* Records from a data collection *

-- START --

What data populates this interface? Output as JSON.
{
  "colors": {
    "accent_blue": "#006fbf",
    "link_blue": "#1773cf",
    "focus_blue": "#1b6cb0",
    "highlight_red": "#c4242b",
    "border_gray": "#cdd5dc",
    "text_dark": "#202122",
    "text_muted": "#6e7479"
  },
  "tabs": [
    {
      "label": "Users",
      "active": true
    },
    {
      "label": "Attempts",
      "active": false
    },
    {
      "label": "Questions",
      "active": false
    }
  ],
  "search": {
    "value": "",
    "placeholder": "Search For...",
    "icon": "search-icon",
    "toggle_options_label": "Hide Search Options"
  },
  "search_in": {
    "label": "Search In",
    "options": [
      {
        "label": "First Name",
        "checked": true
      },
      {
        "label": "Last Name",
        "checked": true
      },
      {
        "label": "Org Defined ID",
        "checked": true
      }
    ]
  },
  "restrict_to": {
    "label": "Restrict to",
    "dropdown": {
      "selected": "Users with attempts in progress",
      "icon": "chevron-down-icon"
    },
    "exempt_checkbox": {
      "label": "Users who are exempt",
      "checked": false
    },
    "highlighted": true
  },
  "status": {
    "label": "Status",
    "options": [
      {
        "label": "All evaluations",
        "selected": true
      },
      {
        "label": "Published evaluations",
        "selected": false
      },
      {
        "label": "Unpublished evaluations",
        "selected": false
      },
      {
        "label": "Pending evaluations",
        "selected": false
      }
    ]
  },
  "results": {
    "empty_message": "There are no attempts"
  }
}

-- END --

* WHAT THE TASK REQUIRES *
Your task is to list each line of the records with the word "icon".

* RESULT OF THE EXERCISE *
    "icon": "search-icon",
      "icon": "chevron-down-icon"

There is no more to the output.